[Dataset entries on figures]

____

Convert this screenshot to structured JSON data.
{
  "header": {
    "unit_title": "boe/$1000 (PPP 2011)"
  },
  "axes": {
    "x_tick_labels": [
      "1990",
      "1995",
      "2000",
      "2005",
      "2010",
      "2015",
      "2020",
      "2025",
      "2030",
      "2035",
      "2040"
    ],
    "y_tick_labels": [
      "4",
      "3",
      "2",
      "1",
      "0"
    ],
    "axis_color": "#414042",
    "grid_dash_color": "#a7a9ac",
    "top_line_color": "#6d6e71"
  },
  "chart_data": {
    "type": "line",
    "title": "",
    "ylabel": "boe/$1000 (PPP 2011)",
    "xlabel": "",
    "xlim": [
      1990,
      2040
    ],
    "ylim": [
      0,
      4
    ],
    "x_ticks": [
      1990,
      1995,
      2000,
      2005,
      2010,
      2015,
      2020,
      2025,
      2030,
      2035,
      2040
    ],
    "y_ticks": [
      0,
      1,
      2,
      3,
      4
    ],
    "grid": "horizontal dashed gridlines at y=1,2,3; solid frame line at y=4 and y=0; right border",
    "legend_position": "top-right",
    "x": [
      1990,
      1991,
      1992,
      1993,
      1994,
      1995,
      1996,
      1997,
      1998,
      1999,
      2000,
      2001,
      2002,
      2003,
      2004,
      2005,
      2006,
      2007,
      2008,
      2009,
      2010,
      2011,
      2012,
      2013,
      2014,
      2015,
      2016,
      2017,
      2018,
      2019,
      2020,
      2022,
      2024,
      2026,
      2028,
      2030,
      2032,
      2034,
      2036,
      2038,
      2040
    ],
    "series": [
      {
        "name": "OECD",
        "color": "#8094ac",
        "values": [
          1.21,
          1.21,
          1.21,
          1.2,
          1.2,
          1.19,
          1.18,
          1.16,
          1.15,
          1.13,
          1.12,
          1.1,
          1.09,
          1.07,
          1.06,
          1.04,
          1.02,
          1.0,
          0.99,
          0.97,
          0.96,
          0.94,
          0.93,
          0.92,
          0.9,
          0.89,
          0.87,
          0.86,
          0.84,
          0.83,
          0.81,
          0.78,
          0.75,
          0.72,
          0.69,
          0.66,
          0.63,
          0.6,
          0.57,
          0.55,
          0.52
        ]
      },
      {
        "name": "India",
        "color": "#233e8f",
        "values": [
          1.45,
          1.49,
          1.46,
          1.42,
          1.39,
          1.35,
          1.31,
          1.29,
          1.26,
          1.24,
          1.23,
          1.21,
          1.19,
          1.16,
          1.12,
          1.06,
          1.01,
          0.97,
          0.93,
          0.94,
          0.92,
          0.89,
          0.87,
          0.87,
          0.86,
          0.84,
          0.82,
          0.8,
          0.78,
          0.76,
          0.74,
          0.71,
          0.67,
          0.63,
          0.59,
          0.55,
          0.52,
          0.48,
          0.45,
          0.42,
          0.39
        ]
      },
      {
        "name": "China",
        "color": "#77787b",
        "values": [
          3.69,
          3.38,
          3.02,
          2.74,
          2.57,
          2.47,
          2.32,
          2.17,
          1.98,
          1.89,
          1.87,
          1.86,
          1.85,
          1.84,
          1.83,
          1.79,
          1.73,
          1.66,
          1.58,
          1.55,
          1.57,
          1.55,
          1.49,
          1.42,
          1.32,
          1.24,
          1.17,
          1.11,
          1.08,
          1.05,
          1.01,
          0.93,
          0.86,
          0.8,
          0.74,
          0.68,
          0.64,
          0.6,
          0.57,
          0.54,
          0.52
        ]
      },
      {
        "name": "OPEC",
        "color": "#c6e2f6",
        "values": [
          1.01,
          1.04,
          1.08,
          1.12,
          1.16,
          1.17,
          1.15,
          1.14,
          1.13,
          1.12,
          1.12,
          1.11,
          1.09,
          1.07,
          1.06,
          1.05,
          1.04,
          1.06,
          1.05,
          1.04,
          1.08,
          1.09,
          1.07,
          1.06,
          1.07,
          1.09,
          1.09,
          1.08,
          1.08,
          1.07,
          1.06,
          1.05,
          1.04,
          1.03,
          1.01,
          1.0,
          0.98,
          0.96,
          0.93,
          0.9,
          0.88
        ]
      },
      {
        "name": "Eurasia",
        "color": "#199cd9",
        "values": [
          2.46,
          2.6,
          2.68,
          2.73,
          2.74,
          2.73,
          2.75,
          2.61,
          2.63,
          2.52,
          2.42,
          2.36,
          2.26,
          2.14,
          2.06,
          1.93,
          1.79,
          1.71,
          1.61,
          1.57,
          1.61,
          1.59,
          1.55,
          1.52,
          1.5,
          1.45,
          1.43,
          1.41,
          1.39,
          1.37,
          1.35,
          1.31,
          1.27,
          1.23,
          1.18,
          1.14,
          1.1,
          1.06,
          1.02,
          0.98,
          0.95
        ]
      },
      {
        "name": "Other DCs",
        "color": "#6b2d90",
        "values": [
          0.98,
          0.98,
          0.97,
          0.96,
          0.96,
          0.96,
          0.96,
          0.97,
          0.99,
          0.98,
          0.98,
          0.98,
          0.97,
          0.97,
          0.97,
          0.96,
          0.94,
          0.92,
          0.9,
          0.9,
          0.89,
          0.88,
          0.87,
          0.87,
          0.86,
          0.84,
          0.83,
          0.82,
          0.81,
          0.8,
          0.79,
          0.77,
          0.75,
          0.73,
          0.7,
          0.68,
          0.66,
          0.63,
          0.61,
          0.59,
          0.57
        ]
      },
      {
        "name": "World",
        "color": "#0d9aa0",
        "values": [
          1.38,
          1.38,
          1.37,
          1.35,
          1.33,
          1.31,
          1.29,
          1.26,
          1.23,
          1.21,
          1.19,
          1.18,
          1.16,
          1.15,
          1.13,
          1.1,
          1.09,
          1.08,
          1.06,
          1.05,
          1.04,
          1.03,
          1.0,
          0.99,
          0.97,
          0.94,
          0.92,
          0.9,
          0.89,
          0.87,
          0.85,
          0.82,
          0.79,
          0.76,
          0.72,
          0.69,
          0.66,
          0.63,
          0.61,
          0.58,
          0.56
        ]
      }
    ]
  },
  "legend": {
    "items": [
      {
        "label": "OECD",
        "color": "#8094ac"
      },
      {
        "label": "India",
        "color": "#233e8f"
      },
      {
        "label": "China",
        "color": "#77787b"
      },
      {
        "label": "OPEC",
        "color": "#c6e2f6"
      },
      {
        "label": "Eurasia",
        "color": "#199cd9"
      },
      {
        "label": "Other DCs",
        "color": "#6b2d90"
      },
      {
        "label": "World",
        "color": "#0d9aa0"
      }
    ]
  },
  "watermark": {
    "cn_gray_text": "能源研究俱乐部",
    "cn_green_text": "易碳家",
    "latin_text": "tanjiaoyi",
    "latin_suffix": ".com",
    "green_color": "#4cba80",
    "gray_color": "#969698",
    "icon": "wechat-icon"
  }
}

____

▶ _Problem requirements_: Print the whole listing again, exactly.

▶ _Response to the task_:
Convert this screenshot to structured JSON data.
{
  "header": {
    "unit_title": "boe/$1000 (PPP 2011)"
  },
  "axes": {
    "x_tick_labels": [
      "1990",
      "1995",
      "2000",
      "2005",
      "2010",
      "2015",
      "2020",
      "2025",
      "2030",
      "2035",
      "2040"
    ],
    "y_tick_labels": [
      "4",
      "3",
      "2",
      "1",
      "0"
    ],
    "axis_color": "#414042",
    "grid_dash_color": "#a7a9ac",
    "top_line_color": "#6d6e71"
  },
  "chart_data": {
    "type": "line",
    "title": "",
    "ylabel": "boe/$1000 (PPP 2011)",
    "xlabel": "",
    "xlim": [
      1990,
      2040
    ],
    "ylim": [
      0,
      4
    ],
    "x_ticks": [
      1990,
      1995,
      2000,
      2005,
      2010,
      2015,
      2020,
      2025,
      2030,
      2035,
      2040
    ],
    "y_ticks": [
      0,
      1,
      2,
      3,
      4
    ],
    "grid": "horizontal dashed gridlines at y=1,2,3; solid frame line at y=4 and y=0; right border",
    "legend_position": "top-right",
    "x": [
      1990,
      1991,
      1992,
      1993,
      1994,
      1995,
      1996,
      1997,
      1998,
      1999,
      2000,
      2001,
      2002,
      2003,
      2004,
      2005,
      2006,
      2007,
      2008,
      2009,
      2010,
      2011,
      2012,
      2013,
      2014,
      2015,
      2016,
      2017,
      2018,
      2019,
      2020,
      2022,
      2024,
      2026,
      2028,
      2030,
      2032,
      2034,
      2036,
      2038,
      2040
    ],
    "series": [
      {
        "name": "OECD",
        "color": "#8094ac",
        "values": [
          1.21,
          1.21,
          1.21,
          1.2,
          1.2,
          1.19,
          1.18,
          1.16,
          1.15,
          1.13,
          1.12,
          1.1,
          1.09,
          1.07,
          1.06,
          1.04,
          1.02,
          1.0,
          0.99,
          0.97,
          0.96,
          0.94,
          0.93,
          0.92,
          0.9,
          0.89,
          0.87,
          0.86,
          0.84,
          0.83,
          0.81,
          0.78,
          0.75,
          0.72,
          0.69,
          0.66,
          0.63,
          0.6,
          0.57,
          0.55,
          0.52
        ]
      },
      {
        "name": "India",
        "color": "#233e8f",
        "values": [
          1.45,
          1.49,
          1.46,
          1.42,
          1.39,
          1.35,
          1.31,
          1.29,
          1.26,
          1.24,
          1.23,
          1.21,
          1.19,
          1.16,
          1.12,
          1.06,
          1.01,
          0.97,
          0.93,
          0.94,
          0.92,
          0.89,
          0.87,
          0.87,
          0.86,
          0.84,
          0.82,
          0.8,
          0.78,
          0.76,
          0.74,
          0.71,
          0.67,
          0.63,
          0.59,
          0.55,
          0.52,
          0.48,
          0.45,
          0.42,
          0.39
        ]
      },
      {
        "name": "China",
        "color": "#77787b",
        "values": [
          3.69,
          3.38,
          3.02,
          2.74,
          2.57,
          2.47,
          2.32,
          2.17,
          1.98,
          1.89,
          1.87,
          1.86,
          1.85,
          1.84,
          1.83,
          1.79,
          1.73,
          1.66,
          1.58,
          1.55,
          1.57,
          1.55,
          1.49,
          1.42,
          1.32,
          1.24,
          1.17,
          1.11,
          1.08,
          1.05,
          1.01,
          0.93,
          0.86,
          0.8,
          0.74,
          0.68,
          0.64,
          0.6,
          0.57,
          0.54,
          0.52
        ]
      },
      {
        "name": "OPEC",
        "color": "#c6e2f6",
        "values": [
          1.01,
          1.04,
          1.08,
          1.12,
          1.16,
          1.17,
          1.15,
          1.14,
          1.13,
          1.12,
          1.12,
          1.11,
          1.09,
          1.07,
          1.06,
          1.05,
          1.04,
          1.06,
          1.05,
          1.04,
          1.08,
          1.09,
          1.07,
          1.06,
          1.07,
          1.09,
          1.09,
          1.08,
          1.08,
          1.07,
          1.06,
          1.05,
          1.04,
          1.03,
          1.01,
          1.0,
          0.98,
          0.96,
          0.93,
          0.9,
          0.88
        ]
      },
      {
        "name": "Eurasia",
        "color": "#199cd9",
        "values": [
          2.46,
          2.6,
          2.68,
          2.73,
          2.74,
          2.73,
          2.75,
          2.61,
          2.63,
          2.52,
          2.42,
          2.36,
          2.26,
          2.14,
          2.06,
          1.93,
          1.79,
          1.71,
          1.61,
          1.57,
          1.61,
          1.59,
          1.55,
          1.52,
          1.5,
          1.45,
          1.43,
          1.41,
          1.39,
          1.37,
          1.35,
          1.31,
          1.27,
          1.23,
          1.18,
          1.14,
          1.1,
          1.06,
          1.02,
          0.98,
          0.95
        ]
      },
      {
        "name": "Other DCs",
        "color": "#6b2d90",
        "values": [
          0.98,
          0.98,
          0.97,
          0.96,
          0.96,
          0.96,
          0.96,
          0.97,
          0.99,
          0.98,
          0.98,
          0.98,
          0.97,
          0.97,
          0.97,
          0.96,
          0.94,
          0.92,
          0.9,
          0.9,
          0.89,
          0.88,
          0.87,
          0.87,
          0.86,
          0.84,
          0.83,
          0.82,
          0.81,
          0.8,
          0.79,
          0.77,
          0.75,
          0.73,
          0.7,
          0.68,
          0.66,
          0.63,
          0.61,
          0.59,
          0.57
        ]
      },
      {
        "name": "World",
        "color": "#0d9aa0",
        "values": [
          1.38,
          1.38,
          1.37,
          1.35,
          1.33,
          1.31,
          1.29,
          1.26,
          1.23,
          1.21,
          1.19,
          1.18,
          1.16,
          1.15,
          1.13,
          1.1,
          1.09,
          1.08,
          1.06,
          1.05,
          1.04,
          1.03,
          1.0,
          0.99,
          0.97,
          0.94,
          0.92,
          0.9,
          0.89,
          0.87,
          0.85,
          0.82,
          0.79,
          0.76,
          0.72,
          0.69,
          0.66,
          0.63,
          0.61,
          0.58,
          0.56
        ]
      }
    ]
  },
  "legend": {
    "items": [
      {
        "label": "OECD",
        "color": "#8094ac"
      },
      {
        "label": "India",
        "color": "#233e8f"
      },
      {
        "label": "China",
        "color": "#77787b"
      },
      {
        "label": "OPEC",
        "color": "#c6e2f6"
      },
      {
        "label": "Eurasia",
        "color": "#199cd9"
      },
      {
        "label": "Other DCs",
        "color": "#6b2d90"
      },
      {
        "label": "World",
        "color": "#0d9aa0"
      }
    ]
  },
  "watermark": {
    "cn_gray_text": "能源研究俱乐部",
    "cn_green_text": "易碳家",
    "latin_text": "tanjiaoyi",
    "latin_suffix": ".com",
    "green_color": "#4cba80",
    "gray_color": "#969698",
    "icon": "wechat-icon"
  }
}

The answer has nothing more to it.